BEGIN SUPPLIED MATERIAL

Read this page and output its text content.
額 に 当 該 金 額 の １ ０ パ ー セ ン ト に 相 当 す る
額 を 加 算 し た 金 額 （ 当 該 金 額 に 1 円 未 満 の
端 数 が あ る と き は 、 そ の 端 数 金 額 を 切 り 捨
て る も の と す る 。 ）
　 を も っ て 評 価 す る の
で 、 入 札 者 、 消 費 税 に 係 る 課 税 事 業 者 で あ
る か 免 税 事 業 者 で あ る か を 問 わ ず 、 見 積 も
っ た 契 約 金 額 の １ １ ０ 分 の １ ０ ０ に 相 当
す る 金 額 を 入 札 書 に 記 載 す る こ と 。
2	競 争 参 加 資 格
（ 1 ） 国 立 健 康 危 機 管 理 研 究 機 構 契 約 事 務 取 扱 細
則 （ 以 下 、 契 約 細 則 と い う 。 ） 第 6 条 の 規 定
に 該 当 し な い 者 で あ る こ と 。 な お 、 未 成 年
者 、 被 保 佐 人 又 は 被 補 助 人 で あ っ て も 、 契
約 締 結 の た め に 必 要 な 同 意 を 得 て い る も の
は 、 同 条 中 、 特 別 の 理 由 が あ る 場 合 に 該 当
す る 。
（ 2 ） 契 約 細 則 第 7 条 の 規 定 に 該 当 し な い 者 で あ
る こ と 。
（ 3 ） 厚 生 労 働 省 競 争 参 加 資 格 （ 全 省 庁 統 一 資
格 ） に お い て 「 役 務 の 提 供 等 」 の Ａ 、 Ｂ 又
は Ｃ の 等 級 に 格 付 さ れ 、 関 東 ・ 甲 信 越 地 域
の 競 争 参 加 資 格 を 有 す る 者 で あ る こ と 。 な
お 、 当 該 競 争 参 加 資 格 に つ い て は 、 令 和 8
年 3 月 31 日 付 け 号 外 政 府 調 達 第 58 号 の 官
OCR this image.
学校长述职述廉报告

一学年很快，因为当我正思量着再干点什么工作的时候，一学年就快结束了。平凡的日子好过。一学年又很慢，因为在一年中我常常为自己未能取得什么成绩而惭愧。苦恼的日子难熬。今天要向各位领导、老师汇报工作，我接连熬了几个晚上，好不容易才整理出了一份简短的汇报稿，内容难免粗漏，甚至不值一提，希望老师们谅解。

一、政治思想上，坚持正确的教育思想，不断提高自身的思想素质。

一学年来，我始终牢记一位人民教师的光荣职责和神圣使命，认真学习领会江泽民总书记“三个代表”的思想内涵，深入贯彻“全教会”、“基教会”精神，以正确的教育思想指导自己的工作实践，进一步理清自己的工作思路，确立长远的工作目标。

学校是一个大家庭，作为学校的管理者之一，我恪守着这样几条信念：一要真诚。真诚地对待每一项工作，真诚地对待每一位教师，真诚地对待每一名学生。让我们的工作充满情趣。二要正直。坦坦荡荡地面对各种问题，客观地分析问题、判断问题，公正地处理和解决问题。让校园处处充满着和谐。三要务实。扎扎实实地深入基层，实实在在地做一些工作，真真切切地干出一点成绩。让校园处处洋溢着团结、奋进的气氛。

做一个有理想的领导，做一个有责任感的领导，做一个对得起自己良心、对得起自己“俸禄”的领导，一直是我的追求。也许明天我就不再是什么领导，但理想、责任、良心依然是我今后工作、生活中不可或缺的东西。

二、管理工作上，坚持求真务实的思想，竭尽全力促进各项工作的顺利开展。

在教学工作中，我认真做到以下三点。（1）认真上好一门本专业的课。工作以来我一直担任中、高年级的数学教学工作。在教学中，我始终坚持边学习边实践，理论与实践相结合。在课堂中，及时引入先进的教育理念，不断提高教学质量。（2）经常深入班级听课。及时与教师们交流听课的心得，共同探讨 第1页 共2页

END SUPPLIED MATERIAL

▶ **TO BE DONE**
Write every line of the material above again, exactly.

▶ **ANSWER TO THIS PROBLEM**
Read this page and output its text content.
額 に 当 該 金 額 の １ ０ パ ー セ ン ト に 相 当 す る
額 を 加 算 し た 金 額 （ 当 該 金 額 に 1 円 未 満 の
端 数 が あ る と き は 、 そ の 端 数 金 額 を 切 り 捨
て る も の と す る 。 ）
　 を も っ て 評 価 す る の
で 、 入 札 者 、 消 費 税 に 係 る 課 税 事 業 者 で あ
る か 免 税 事 業 者 で あ る か を 問 わ ず 、 見 積 も
っ た 契 約 金 額 の １ １ ０ 分 の １ ０ ０ に 相 当
す る 金 額 を 入 札 書 に 記 載 す る こ と 。
2	競 争 参 加 資 格
（ 1 ） 国 立 健 康 危 機 管 理 研 究 機 構 契 約 事 務 取 扱 細
則 （ 以 下 、 契 約 細 則 と い う 。 ） 第 6 条 の 規 定
に 該 当 し な い 者 で あ る こ と 。 な お 、 未 成 年
者 、 被 保 佐 人 又 は 被 補 助 人 で あ っ て も 、 契
約 締 結 の た め に 必 要 な 同 意 を 得 て い る も の
は 、 同 条 中 、 特 別 の 理 由 が あ る 場 合 に 該 当
す る 。
（ 2 ） 契 約 細 則 第 7 条 の 規 定 に 該 当 し な い 者 で あ
る こ と 。
（ 3 ） 厚 生 労 働 省 競 争 参 加 資 格 （ 全 省 庁 統 一 資
格 ） に お い て 「 役 務 の 提 供 等 」 の Ａ 、 Ｂ 又
は Ｃ の 等 級 に 格 付 さ れ 、 関 東 ・ 甲 信 越 地 域
の 競 争 参 加 資 格 を 有 す る 者 で あ る こ と 。 な
お 、 当 該 競 争 参 加 資 格 に つ い て は 、 令 和 8
年 3 月 31 日 付 け 号 外 政 府 調 達 第 58 号 の 官
OCR this image.
学校长述职述廉报告

一学年很快，因为当我正思量着再干点什么工作的时候，一学年就快结束了。平凡的日子好过。一学年又很慢，因为在一年中我常常为自己未能取得什么成绩而惭愧。苦恼的日子难熬。今天要向各位领导、老师汇报工作，我接连熬了几个晚上，好不容易才整理出了一份简短的汇报稿，内容难免粗漏，甚至不值一提，希望老师们谅解。

一、政治思想上，坚持正确的教育思想，不断提高自身的思想素质。

一学年来，我始终牢记一位人民教师的光荣职责和神圣使命，认真学习领会江泽民总书记“三个代表”的思想内涵，深入贯彻“全教会”、“基教会”精神，以正确的教育思想指导自己的工作实践，进一步理清自己的工作思路，确立长远的工作目标。

学校是一个大家庭，作为学校的管理者之一，我恪守着这样几条信念：一要真诚。真诚地对待每一项工作，真诚地对待每一位教师，真诚地对待每一名学生。让我们的工作充满情趣。二要正直。坦坦荡荡地面对各种问题，客观地分析问题、判断问题，公正地处理和解决问题。让校园处处充满着和谐。三要务实。扎扎实实地深入基层，实实在在地做一些工作，真真切切地干出一点成绩。让校园处处洋溢着团结、奋进的气氛。

做一个有理想的领导，做一个有责任感的领导，做一个对得起自己良心、对得起自己“俸禄”的领导，一直是我的追求。也许明天我就不再是什么领导，但理想、责任、良心依然是我今后工作、生活中不可或缺的东西。

二、管理工作上，坚持求真务实的思想，竭尽全力促进各项工作的顺利开展。

在教学工作中，我认真做到以下三点。（1）认真上好一门本专业的课。工作以来我一直担任中、高年级的数学教学工作。在教学中，我始终坚持边学习边实践，理论与实践相结合。在课堂中，及时引入先进的教育理念，不断提高教学质量。（2）经常深入班级听课。及时与教师们交流听课的心得，共同探讨 第1页 共2页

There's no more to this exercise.